§ OBJECTIVE: Copy out all lines carrying the word "不含复婚".

§ PROVIDED DATA:
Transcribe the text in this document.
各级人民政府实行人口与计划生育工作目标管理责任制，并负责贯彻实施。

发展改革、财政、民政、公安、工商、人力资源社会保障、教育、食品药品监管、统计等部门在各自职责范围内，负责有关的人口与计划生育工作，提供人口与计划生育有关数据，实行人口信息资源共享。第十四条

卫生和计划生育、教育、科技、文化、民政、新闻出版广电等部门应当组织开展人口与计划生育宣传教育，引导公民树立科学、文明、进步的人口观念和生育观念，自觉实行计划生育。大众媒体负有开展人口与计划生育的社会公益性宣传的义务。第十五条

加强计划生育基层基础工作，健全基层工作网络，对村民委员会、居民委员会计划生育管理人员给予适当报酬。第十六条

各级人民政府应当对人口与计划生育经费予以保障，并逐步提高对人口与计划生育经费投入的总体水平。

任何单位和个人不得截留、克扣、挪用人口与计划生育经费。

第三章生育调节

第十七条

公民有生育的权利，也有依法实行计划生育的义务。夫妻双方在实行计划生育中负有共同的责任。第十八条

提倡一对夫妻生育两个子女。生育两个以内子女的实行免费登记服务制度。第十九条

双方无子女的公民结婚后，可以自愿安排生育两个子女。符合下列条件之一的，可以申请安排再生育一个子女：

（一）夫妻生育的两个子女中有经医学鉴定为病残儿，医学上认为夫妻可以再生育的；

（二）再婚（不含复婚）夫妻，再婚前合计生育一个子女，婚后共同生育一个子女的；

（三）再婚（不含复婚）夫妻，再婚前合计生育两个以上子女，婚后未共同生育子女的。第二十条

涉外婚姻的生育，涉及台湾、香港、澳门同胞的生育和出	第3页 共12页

§ FULL RESPONSE:
（二）再婚（不含复婚）夫妻，再婚前合计生育一个子女，婚后共同生育一个子女的；
（三）再婚（不含复婚）夫妻，再婚前合计生育两个以上子女，婚后未共同生育子女的。第二十条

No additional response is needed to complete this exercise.